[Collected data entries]

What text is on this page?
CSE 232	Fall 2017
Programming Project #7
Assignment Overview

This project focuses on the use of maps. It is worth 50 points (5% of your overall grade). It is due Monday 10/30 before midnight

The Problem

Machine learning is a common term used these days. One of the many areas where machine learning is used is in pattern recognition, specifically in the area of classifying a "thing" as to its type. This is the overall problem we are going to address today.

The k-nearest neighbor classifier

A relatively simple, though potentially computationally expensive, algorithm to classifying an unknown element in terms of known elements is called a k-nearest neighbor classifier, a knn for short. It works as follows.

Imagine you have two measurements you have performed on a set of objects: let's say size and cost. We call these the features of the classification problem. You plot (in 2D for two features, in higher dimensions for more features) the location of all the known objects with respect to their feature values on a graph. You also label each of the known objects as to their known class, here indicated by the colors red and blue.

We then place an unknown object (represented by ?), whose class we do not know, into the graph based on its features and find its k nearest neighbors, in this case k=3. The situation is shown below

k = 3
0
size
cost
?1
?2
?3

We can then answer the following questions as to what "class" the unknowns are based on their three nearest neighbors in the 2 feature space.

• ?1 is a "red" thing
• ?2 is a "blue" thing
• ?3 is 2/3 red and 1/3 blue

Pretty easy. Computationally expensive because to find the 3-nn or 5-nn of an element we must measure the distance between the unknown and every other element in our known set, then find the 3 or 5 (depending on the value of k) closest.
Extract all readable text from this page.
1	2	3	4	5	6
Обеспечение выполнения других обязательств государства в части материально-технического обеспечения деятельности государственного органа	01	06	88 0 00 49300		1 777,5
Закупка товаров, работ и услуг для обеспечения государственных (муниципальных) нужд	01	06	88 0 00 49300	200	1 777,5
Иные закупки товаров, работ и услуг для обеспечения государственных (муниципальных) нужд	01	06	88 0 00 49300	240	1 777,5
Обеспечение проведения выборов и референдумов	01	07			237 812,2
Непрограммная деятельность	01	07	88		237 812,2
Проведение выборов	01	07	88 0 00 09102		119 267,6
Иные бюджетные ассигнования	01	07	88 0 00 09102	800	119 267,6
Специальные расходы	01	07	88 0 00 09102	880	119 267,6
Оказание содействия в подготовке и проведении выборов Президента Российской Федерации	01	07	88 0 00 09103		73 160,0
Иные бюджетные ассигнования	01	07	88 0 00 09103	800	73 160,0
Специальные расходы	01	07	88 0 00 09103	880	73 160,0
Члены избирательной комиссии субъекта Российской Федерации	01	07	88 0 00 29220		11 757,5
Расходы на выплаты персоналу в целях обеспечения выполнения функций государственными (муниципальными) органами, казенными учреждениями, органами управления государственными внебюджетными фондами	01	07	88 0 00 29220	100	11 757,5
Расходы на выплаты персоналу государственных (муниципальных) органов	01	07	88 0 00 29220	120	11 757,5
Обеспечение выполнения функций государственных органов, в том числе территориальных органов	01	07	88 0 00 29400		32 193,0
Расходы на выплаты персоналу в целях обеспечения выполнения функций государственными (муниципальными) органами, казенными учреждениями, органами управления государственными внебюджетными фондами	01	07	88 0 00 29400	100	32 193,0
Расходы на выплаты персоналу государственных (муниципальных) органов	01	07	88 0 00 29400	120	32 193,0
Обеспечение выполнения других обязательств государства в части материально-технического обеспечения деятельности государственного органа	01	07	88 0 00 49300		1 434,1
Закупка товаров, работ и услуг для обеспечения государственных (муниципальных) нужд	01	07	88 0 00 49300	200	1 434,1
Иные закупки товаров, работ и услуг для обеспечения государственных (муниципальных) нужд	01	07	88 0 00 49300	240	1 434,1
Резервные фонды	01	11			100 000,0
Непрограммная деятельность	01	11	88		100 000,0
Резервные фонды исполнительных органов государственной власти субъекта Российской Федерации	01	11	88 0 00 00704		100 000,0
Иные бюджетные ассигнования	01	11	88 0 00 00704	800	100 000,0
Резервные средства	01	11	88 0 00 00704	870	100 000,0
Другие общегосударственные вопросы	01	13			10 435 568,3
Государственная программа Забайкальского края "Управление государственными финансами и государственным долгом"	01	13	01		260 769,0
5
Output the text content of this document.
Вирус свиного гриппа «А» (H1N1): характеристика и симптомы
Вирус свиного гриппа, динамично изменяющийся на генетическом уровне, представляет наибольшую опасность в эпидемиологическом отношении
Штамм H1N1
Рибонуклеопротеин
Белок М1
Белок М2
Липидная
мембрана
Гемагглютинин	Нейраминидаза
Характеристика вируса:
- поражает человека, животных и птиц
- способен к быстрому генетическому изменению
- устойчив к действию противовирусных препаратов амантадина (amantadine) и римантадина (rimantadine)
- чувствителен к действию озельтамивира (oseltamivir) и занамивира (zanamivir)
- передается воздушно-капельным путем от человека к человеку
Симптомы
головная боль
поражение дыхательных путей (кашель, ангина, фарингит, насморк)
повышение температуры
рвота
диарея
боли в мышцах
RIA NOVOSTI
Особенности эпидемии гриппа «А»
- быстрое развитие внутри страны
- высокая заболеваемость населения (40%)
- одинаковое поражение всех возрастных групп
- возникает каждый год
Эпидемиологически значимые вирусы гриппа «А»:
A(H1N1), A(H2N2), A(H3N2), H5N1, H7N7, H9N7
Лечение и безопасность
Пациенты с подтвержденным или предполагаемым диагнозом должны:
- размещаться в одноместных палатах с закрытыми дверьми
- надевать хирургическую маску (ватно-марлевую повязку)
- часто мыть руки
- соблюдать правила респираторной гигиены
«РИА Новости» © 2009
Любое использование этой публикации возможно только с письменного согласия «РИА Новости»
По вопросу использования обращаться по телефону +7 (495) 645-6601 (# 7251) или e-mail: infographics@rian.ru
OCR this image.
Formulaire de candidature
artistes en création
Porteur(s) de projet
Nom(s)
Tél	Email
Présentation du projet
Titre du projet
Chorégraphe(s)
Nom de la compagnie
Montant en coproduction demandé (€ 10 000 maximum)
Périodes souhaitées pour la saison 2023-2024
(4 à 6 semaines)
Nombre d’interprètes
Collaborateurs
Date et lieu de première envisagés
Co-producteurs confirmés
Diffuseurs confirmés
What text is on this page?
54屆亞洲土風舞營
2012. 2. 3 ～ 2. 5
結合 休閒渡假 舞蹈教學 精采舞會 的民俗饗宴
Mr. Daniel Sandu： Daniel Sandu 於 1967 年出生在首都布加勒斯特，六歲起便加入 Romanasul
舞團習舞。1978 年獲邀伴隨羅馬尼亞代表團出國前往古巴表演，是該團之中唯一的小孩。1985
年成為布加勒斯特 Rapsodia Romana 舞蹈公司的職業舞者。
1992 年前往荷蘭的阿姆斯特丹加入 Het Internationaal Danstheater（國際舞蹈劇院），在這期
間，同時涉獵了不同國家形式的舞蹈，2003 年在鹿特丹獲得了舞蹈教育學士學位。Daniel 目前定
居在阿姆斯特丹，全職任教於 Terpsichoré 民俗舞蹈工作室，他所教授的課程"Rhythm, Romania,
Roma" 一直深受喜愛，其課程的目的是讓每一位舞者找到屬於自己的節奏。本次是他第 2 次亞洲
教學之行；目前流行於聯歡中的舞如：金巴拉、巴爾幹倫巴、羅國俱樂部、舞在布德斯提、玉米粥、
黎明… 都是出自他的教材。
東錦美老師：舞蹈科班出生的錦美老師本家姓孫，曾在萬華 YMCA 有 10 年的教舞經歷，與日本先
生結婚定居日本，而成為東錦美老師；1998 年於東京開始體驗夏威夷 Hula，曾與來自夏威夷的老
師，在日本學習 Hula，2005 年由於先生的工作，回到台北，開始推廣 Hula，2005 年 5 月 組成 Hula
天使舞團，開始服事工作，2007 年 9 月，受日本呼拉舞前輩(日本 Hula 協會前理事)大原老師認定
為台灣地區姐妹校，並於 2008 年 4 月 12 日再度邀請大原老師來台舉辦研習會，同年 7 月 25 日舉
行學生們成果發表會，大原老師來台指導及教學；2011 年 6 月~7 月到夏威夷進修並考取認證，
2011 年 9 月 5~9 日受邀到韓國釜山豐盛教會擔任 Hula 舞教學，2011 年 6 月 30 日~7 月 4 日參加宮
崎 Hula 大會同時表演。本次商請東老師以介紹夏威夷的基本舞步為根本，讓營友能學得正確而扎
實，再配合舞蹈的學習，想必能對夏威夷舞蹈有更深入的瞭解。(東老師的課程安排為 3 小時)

* _PROBLEM REQUIREMENTS_
Which lines hold the string "thing"? Copy all of them from the data above.

* _OUTPUT FOR THIS TASK_
Machine learning is a common term used these days. One of the many areas where machine learning is used is in pattern recognition, specifically in the area of classifying a "thing" as to its type. This is the overall problem we are going to address today.
• ?1 is a "red" thing
• ?2 is a "blue" thing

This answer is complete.